Are you able to retype all the records below exactly?

Data records:
★ ★ ★

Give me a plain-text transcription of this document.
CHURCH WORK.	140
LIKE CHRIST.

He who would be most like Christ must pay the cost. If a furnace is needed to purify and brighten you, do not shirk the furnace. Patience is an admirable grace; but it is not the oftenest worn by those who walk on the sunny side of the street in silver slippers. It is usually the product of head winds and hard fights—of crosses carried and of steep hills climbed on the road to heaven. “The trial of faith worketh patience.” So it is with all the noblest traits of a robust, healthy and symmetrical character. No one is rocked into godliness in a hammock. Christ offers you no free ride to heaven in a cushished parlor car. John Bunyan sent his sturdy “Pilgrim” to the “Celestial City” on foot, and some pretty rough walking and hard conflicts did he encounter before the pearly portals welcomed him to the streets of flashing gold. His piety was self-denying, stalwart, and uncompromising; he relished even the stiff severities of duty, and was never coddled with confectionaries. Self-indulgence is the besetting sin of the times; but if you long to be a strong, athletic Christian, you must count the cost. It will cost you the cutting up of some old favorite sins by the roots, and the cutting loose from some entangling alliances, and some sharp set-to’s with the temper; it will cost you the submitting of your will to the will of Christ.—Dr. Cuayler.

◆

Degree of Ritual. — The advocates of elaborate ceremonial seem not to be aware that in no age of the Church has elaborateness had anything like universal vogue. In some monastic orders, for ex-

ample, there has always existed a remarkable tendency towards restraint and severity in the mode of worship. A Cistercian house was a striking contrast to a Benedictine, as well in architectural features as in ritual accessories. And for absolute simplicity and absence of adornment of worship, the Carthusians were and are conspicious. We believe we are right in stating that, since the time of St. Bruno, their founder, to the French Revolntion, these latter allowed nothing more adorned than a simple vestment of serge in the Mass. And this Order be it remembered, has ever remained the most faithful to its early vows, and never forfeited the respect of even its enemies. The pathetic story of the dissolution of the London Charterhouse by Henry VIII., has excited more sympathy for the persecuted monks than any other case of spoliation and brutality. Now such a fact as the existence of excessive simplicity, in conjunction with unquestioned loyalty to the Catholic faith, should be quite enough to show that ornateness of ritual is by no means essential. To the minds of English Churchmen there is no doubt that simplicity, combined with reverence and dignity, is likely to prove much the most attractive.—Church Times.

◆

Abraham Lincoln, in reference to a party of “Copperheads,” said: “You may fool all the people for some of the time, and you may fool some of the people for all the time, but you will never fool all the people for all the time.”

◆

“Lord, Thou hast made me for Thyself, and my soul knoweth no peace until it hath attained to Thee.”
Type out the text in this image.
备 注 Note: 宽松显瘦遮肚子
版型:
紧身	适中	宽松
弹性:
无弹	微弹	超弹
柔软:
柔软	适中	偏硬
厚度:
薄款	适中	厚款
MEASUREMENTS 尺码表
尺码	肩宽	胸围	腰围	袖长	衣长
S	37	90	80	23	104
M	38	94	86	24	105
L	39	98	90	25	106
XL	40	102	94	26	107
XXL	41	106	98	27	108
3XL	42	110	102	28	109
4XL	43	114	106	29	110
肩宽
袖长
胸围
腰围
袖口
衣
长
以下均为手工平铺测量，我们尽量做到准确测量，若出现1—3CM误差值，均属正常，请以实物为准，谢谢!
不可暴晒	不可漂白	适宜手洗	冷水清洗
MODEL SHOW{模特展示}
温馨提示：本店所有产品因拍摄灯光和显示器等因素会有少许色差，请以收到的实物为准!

★ ★ ★

WRITTEN SOLUTION:
Give me a plain-text transcription of this document.
CHURCH WORK.	140
LIKE CHRIST.

He who would be most like Christ must pay the cost. If a furnace is needed to purify and brighten you, do not shirk the furnace. Patience is an admirable grace; but it is not the oftenest worn by those who walk on the sunny side of the street in silver slippers. It is usually the product of head winds and hard fights—of crosses carried and of steep hills climbed on the road to heaven. “The trial of faith worketh patience.” So it is with all the noblest traits of a robust, healthy and symmetrical character. No one is rocked into godliness in a hammock. Christ offers you no free ride to heaven in a cushished parlor car. John Bunyan sent his sturdy “Pilgrim” to the “Celestial City” on foot, and some pretty rough walking and hard conflicts did he encounter before the pearly portals welcomed him to the streets of flashing gold. His piety was self-denying, stalwart, and uncompromising; he relished even the stiff severities of duty, and was never coddled with confectionaries. Self-indulgence is the besetting sin of the times; but if you long to be a strong, athletic Christian, you must count the cost. It will cost you the cutting up of some old favorite sins by the roots, and the cutting loose from some entangling alliances, and some sharp set-to’s with the temper; it will cost you the submitting of your will to the will of Christ.—Dr. Cuayler.

◆

Degree of Ritual. — The advocates of elaborate ceremonial seem not to be aware that in no age of the Church has elaborateness had anything like universal vogue. In some monastic orders, for ex-

ample, there has always existed a remarkable tendency towards restraint and severity in the mode of worship. A Cistercian house was a striking contrast to a Benedictine, as well in architectural features as in ritual accessories. And for absolute simplicity and absence of adornment of worship, the Carthusians were and are conspicious. We believe we are right in stating that, since the time of St. Bruno, their founder, to the French Revolntion, these latter allowed nothing more adorned than a simple vestment of serge in the Mass. And this Order be it remembered, has ever remained the most faithful to its early vows, and never forfeited the respect of even its enemies. The pathetic story of the dissolution of the London Charterhouse by Henry VIII., has excited more sympathy for the persecuted monks than any other case of spoliation and brutality. Now such a fact as the existence of excessive simplicity, in conjunction with unquestioned loyalty to the Catholic faith, should be quite enough to show that ornateness of ritual is by no means essential. To the minds of English Churchmen there is no doubt that simplicity, combined with reverence and dignity, is likely to prove much the most attractive.—Church Times.

◆

Abraham Lincoln, in reference to a party of “Copperheads,” said: “You may fool all the people for some of the time, and you may fool some of the people for all the time, but you will never fool all the people for all the time.”

◆

“Lord, Thou hast made me for Thyself, and my soul knoweth no peace until it hath attained to Thee.”
Type out the text in this image.
备 注 Note: 宽松显瘦遮肚子
版型:
紧身	适中	宽松
弹性:
无弹	微弹	超弹
柔软:
柔软	适中	偏硬
厚度:
薄款	适中	厚款
MEASUREMENTS 尺码表
尺码	肩宽	胸围	腰围	袖长	衣长
S	37	90	80	23	104
M	38	94	86	24	105
L	39	98	90	25	106
XL	40	102	94	26	107
XXL	41	106	98	27	108
3XL	42	110	102	28	109
4XL	43	114	106	29	110
肩宽
袖长
胸围
腰围
袖口
衣
长
以下均为手工平铺测量，我们尽量做到准确测量，若出现1—3CM误差值，均属正常，请以实物为准，谢谢!
不可暴晒	不可漂白	适宜手洗	冷水清洗
MODEL SHOW{模特展示}
温馨提示：本店所有产品因拍摄灯光和显示器等因素会有少许色差，请以收到的实物为准!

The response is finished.